Reproduce the data below word for word, leaving out the pictures.

Excerpts from a layout annotation set
#####

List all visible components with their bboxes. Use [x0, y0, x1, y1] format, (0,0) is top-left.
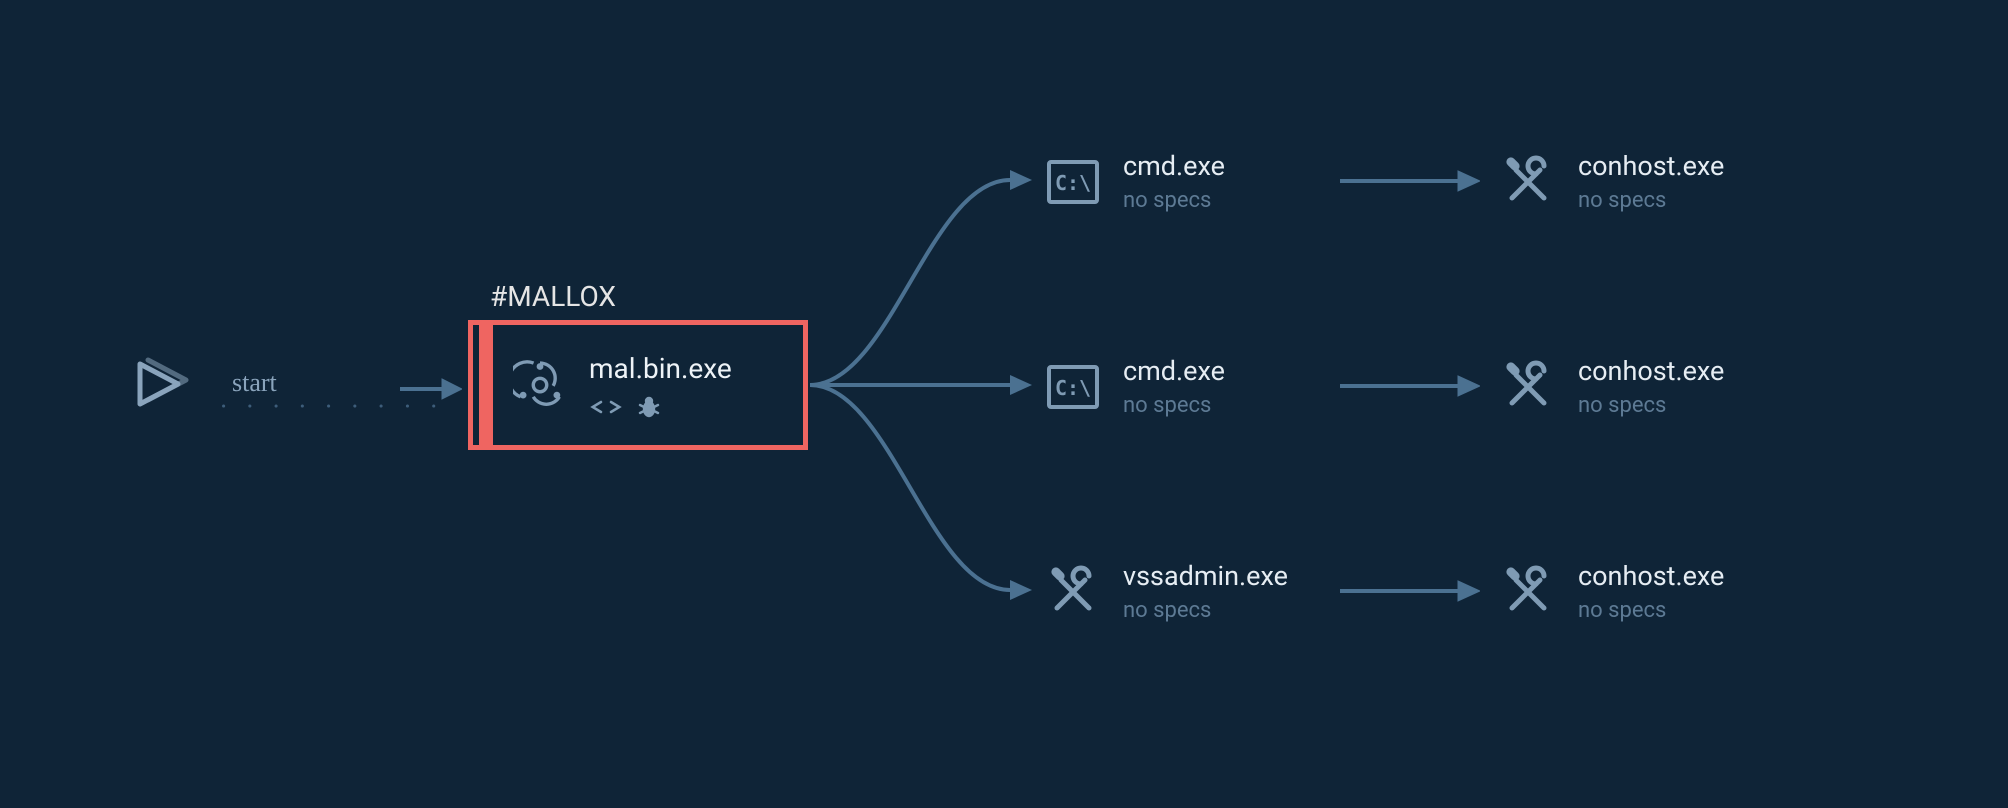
process-node-gc-2[interactable]: conhost.exe no specs — [1500, 560, 1724, 623]
process-name: cmd.exe — [1123, 150, 1225, 182]
process-name: conhost.exe — [1578, 150, 1724, 182]
tools-icon — [1500, 564, 1556, 620]
malicious-tag: #MALLOX — [490, 280, 616, 313]
process-node-child-0[interactable]: C:\ cmd.exe no specs — [1045, 150, 1225, 213]
process-name: conhost.exe — [1578, 355, 1724, 387]
danger-leftbar — [479, 325, 493, 445]
process-spec: no specs — [1123, 598, 1288, 623]
arrow-start-to-malbox — [400, 376, 462, 402]
tools-icon — [1045, 564, 1101, 620]
biohazard-icon — [513, 358, 567, 412]
process-spec: no specs — [1123, 188, 1225, 213]
process-name: vssadmin.exe — [1123, 560, 1288, 592]
tools-icon — [1500, 359, 1556, 415]
process-node-gc-0[interactable]: conhost.exe no specs — [1500, 150, 1724, 213]
malicious-process-name: mal.bin.exe — [589, 352, 732, 385]
svg-text:C:\: C:\ — [1055, 171, 1091, 195]
tools-icon — [1500, 154, 1556, 210]
malicious-indicators — [589, 395, 732, 419]
process-node-child-2[interactable]: vssadmin.exe no specs — [1045, 560, 1288, 623]
svg-text:C:\: C:\ — [1055, 376, 1091, 400]
arrow-child0-to-gc0 — [1340, 168, 1480, 194]
process-spec: no specs — [1578, 188, 1724, 213]
malicious-process-box[interactable]: mal.bin.exe — [468, 320, 808, 450]
process-name: cmd.exe — [1123, 355, 1225, 387]
arrow-child1-to-gc1 — [1340, 373, 1480, 399]
process-node-child-1[interactable]: C:\ cmd.exe no specs — [1045, 355, 1225, 418]
play-logo-icon — [130, 354, 190, 414]
process-spec: no specs — [1123, 393, 1225, 418]
bug-icon — [637, 395, 661, 419]
process-node-gc-1[interactable]: conhost.exe no specs — [1500, 355, 1724, 418]
branch-connectors — [810, 140, 1040, 620]
process-spec: no specs — [1578, 598, 1724, 623]
process-spec: no specs — [1578, 393, 1724, 418]
process-name: conhost.exe — [1578, 560, 1724, 592]
network-activity-icon — [589, 397, 623, 417]
cmd-icon: C:\ — [1045, 359, 1101, 415]
cmd-icon: C:\ — [1045, 154, 1101, 210]
arrow-child2-to-gc2 — [1340, 578, 1480, 604]
start-label: start — [232, 368, 277, 398]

#####

Answer to the exercise:
List all visible components with their bboxes. Use [x0, y0, x1, y1] format, (0,0) is top-left.
process-node-gc-2[interactable]: conhost.exe no specs — [1500, 560, 1724, 623]
process-name: cmd.exe — [1123, 150, 1225, 182]
process-name: conhost.exe — [1578, 150, 1724, 182]
tools-icon — [1500, 564, 1556, 620]
malicious-tag: #MALLOX — [490, 280, 616, 313]
process-node-child-0[interactable]: C:\ cmd.exe no specs — [1045, 150, 1225, 213]
process-name: conhost.exe — [1578, 355, 1724, 387]
danger-leftbar — [479, 325, 493, 445]
process-spec: no specs — [1123, 598, 1288, 623]
arrow-start-to-malbox — [400, 376, 462, 402]
tools-icon — [1045, 564, 1101, 620]
biohazard-icon — [513, 358, 567, 412]
process-spec: no specs — [1123, 188, 1225, 213]
process-name: vssadmin.exe — [1123, 560, 1288, 592]
tools-icon — [1500, 359, 1556, 415]
process-node-gc-0[interactable]: conhost.exe no specs — [1500, 150, 1724, 213]
malicious-process-name: mal.bin.exe — [589, 352, 732, 385]
svg-text:C:\: C:\ — [1055, 171, 1091, 195]
tools-icon — [1500, 154, 1556, 210]
malicious-indicators — [589, 395, 732, 419]
process-node-child-2[interactable]: vssadmin.exe no specs — [1045, 560, 1288, 623]
svg-text:C:\: C:\ — [1055, 376, 1091, 400]
arrow-child0-to-gc0 — [1340, 168, 1480, 194]
process-spec: no specs — [1578, 188, 1724, 213]
malicious-process-box[interactable]: mal.bin.exe — [468, 320, 808, 450]
process-name: cmd.exe — [1123, 355, 1225, 387]
arrow-child1-to-gc1 — [1340, 373, 1480, 399]
process-node-child-1[interactable]: C:\ cmd.exe no specs — [1045, 355, 1225, 418]
play-logo-icon — [130, 354, 190, 414]
process-spec: no specs — [1123, 393, 1225, 418]
bug-icon — [637, 395, 661, 419]
process-node-gc-1[interactable]: conhost.exe no specs — [1500, 355, 1724, 418]
branch-connectors — [810, 140, 1040, 620]
process-spec: no specs — [1578, 598, 1724, 623]
process-spec: no specs — [1578, 393, 1724, 418]
process-name: conhost.exe — [1578, 560, 1724, 592]
network-activity-icon — [589, 397, 623, 417]
cmd-icon: C:\ — [1045, 359, 1101, 415]
cmd-icon: C:\ — [1045, 154, 1101, 210]
arrow-child2-to-gc2 — [1340, 578, 1480, 604]
start-label: start — [232, 368, 277, 398]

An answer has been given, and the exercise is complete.